YOUR TASK → Please format every line of the records below as a JSON list of strings, one string per line, with blank lines left out. Omit the pictures from your answer.

INPUT →
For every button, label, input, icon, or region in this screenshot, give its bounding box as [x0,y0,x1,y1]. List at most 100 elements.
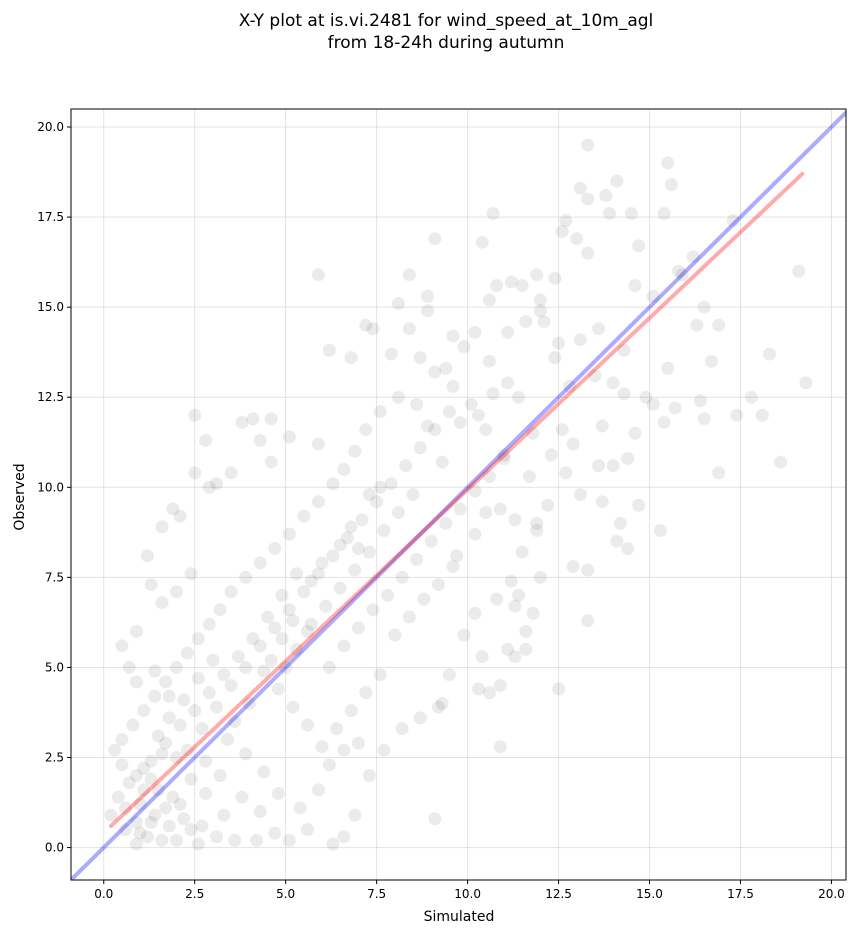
scatter-point [617,387,631,401]
scatter-point [359,686,373,700]
scatter-point [384,347,398,361]
scatter-point [184,772,198,786]
scatter-point [311,783,325,797]
scatter-point [133,797,147,811]
scatter-point [315,740,329,754]
scatter-point [468,527,482,541]
scatter-point [439,361,453,375]
scatter-point [191,671,205,685]
scatter-point [661,361,675,375]
scatter-point [446,329,460,343]
scatter-point [621,451,635,465]
scatter-point [191,837,205,851]
x-tick-label: 17.5 [727,887,754,901]
scatter-point [472,682,486,696]
scatter-point [104,808,118,822]
scatter-point [282,603,296,617]
scatter-point [508,513,522,527]
scatter-point [173,718,187,732]
scatter-point [373,668,387,682]
scatter-point [475,235,489,249]
scatter-point [115,639,129,653]
scatter-point [351,736,365,750]
scatter-point [664,178,678,192]
scatter-point [730,408,744,422]
scatter-point [282,527,296,541]
scatter-point [410,552,424,566]
scatter-point [508,650,522,664]
scatter-point [184,823,198,837]
scatter-point [264,455,278,469]
scatter-point [413,351,427,365]
scatter-point [592,459,606,473]
scatter-point [515,545,529,559]
scatter-point [533,304,547,318]
scatter-point [482,354,496,368]
scatter-point [366,322,380,336]
scatter-point [199,433,213,447]
scatter-point [206,653,220,667]
scatter-point [421,304,435,318]
y-tick-label: 5.0 [45,660,64,674]
scatter-point [697,300,711,314]
scatter-point [341,531,355,545]
scatter-point [304,574,318,588]
scatter-point [202,617,216,631]
scatter-point [359,423,373,437]
scatter-point [675,268,689,282]
scatter-point [202,480,216,494]
scatter-point [410,397,424,411]
scatter-point [530,524,544,538]
scatter-point [417,592,431,606]
scatter-point [155,520,169,534]
scatter-point [697,412,711,426]
scatter-point [268,621,282,635]
scatter-point [271,787,285,801]
scatter-points [104,138,813,851]
scatter-point [253,433,267,447]
scatter-point [435,455,449,469]
scatter-point [177,693,191,707]
scatter-point [512,390,526,404]
scatter-point [501,325,515,339]
scatter-point [533,293,547,307]
scatter-point [155,596,169,610]
scatter-point [275,632,289,646]
scatter-point [690,318,704,332]
scatter-point [282,430,296,444]
scatter-point [693,394,707,408]
scatter-point [552,682,566,696]
scatter-point [213,603,227,617]
scatter-point [224,678,238,692]
scatter-point [155,747,169,761]
scatter-point [129,837,143,851]
grid-lines [71,109,846,880]
scatter-point [297,585,311,599]
scatter-point [799,376,813,390]
scatter-point [355,513,369,527]
scatter-point [348,563,362,577]
scatter-point [453,415,467,429]
scatter-point [493,678,507,692]
scatter-point [119,823,133,837]
scatter-point [628,426,642,440]
scatter-point [257,765,271,779]
scatter-point [621,542,635,556]
scatter-point [526,426,540,440]
scatter-point [242,696,256,710]
scatter-point [290,567,304,581]
scatter-point [428,423,442,437]
scatter-point [595,419,609,433]
scatter-point [712,318,726,332]
y-tick-label: 2.5 [45,751,64,765]
scatter-point [468,484,482,498]
scatter-point [337,830,351,844]
scatter-point [435,696,449,710]
scatter-point [195,722,209,736]
scatter-point [301,718,315,732]
y-tick-label: 10.0 [37,480,64,494]
scatter-point [260,610,274,624]
scatter-point [271,682,285,696]
scatter-point [159,736,173,750]
scatter-point [413,711,427,725]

ANSWER IN FULL →
[
  "For every button, label, input, icon, or region in this screenshot, give its bounding box as [x0,y0,x1,y1]. List at most 100 elements.",
  "scatter-point [617,387,631,401]",
  "scatter-point [359,686,373,700]",
  "scatter-point [384,347,398,361]",
  "scatter-point [184,772,198,786]",
  "scatter-point [311,783,325,797]",
  "scatter-point [133,797,147,811]",
  "scatter-point [315,740,329,754]",
  "scatter-point [468,527,482,541]",
  "scatter-point [439,361,453,375]",
  "scatter-point [191,671,205,685]",
  "scatter-point [661,361,675,375]",
  "scatter-point [446,329,460,343]",
  "scatter-point [621,451,635,465]",
  "scatter-point [191,837,205,851]",
  "x-tick-label: 17.5 [727,887,754,901]",
  "scatter-point [472,682,486,696]",
  "scatter-point [104,808,118,822]",
  "scatter-point [282,603,296,617]",
  "scatter-point [508,513,522,527]",
  "scatter-point [173,718,187,732]",
  "scatter-point [373,668,387,682]",
  "scatter-point [475,235,489,249]",
  "scatter-point [115,639,129,653]",
  "scatter-point [351,736,365,750]",
  "scatter-point [664,178,678,192]",
  "scatter-point [730,408,744,422]",
  "scatter-point [282,527,296,541]",
  "scatter-point [410,552,424,566]",
  "scatter-point [508,650,522,664]",
  "scatter-point [184,823,198,837]",
  "scatter-point [264,455,278,469]",
  "scatter-point [413,351,427,365]",
  "scatter-point [592,459,606,473]",
  "scatter-point [515,545,529,559]",
  "scatter-point [533,304,547,318]",
  "scatter-point [482,354,496,368]",
  "scatter-point [366,322,380,336]",
  "scatter-point [199,433,213,447]",
  "scatter-point [206,653,220,667]",
  "scatter-point [421,304,435,318]",
  "y-tick-label: 5.0 [45,660,64,674]",
  "scatter-point [697,300,711,314]",
  "scatter-point [341,531,355,545]",
  "scatter-point [304,574,318,588]",
  "scatter-point [202,617,216,631]",
  "scatter-point [359,423,373,437]",
  "scatter-point [675,268,689,282]",
  "scatter-point [202,480,216,494]",
  "scatter-point [410,397,424,411]",
  "scatter-point [530,524,544,538]",
  "scatter-point [417,592,431,606]",
  "scatter-point [155,520,169,534]",
  "scatter-point [697,412,711,426]",
  "scatter-point [268,621,282,635]",
  "scatter-point [271,787,285,801]",
  "scatter-points [104,138,813,851]",
  "scatter-point [253,433,267,447]",
  "scatter-point [435,455,449,469]",
  "scatter-point [177,693,191,707]",
  "scatter-point [512,390,526,404]",
  "scatter-point [501,325,515,339]",
  "scatter-point [533,293,547,307]",
  "scatter-point [155,596,169,610]",
  "scatter-point [275,632,289,646]",
  "scatter-point [690,318,704,332]",
  "scatter-point [282,430,296,444]",
  "scatter-point [693,394,707,408]",
  "scatter-point [552,682,566,696]",
  "scatter-point [213,603,227,617]",
  "scatter-point [224,678,238,692]",
  "scatter-point [155,747,169,761]",
  "scatter-point [129,837,143,851]",
  "grid-lines [71,109,846,880]",
  "scatter-point [297,585,311,599]",
  "scatter-point [799,376,813,390]",
  "scatter-point [355,513,369,527]",
  "scatter-point [348,563,362,577]",
  "scatter-point [453,415,467,429]",
  "scatter-point [493,678,507,692]",
  "scatter-point [119,823,133,837]",
  "scatter-point [628,426,642,440]",
  "scatter-point [257,765,271,779]",
  "scatter-point [621,542,635,556]",
  "scatter-point [526,426,540,440]",
  "scatter-point [242,696,256,710]",
  "scatter-point [290,567,304,581]",
  "scatter-point [428,423,442,437]",
  "scatter-point [595,419,609,433]",
  "scatter-point [712,318,726,332]",
  "y-tick-label: 2.5 [45,751,64,765]",
  "scatter-point [468,484,482,498]",
  "scatter-point [337,830,351,844]",
  "scatter-point [435,696,449,710]",
  "scatter-point [195,722,209,736]",
  "scatter-point [301,718,315,732]",
  "y-tick-label: 10.0 [37,480,64,494]",
  "scatter-point [260,610,274,624]",
  "scatter-point [271,682,285,696]",
  "scatter-point [159,736,173,750]",
  "scatter-point [413,711,427,725]"
]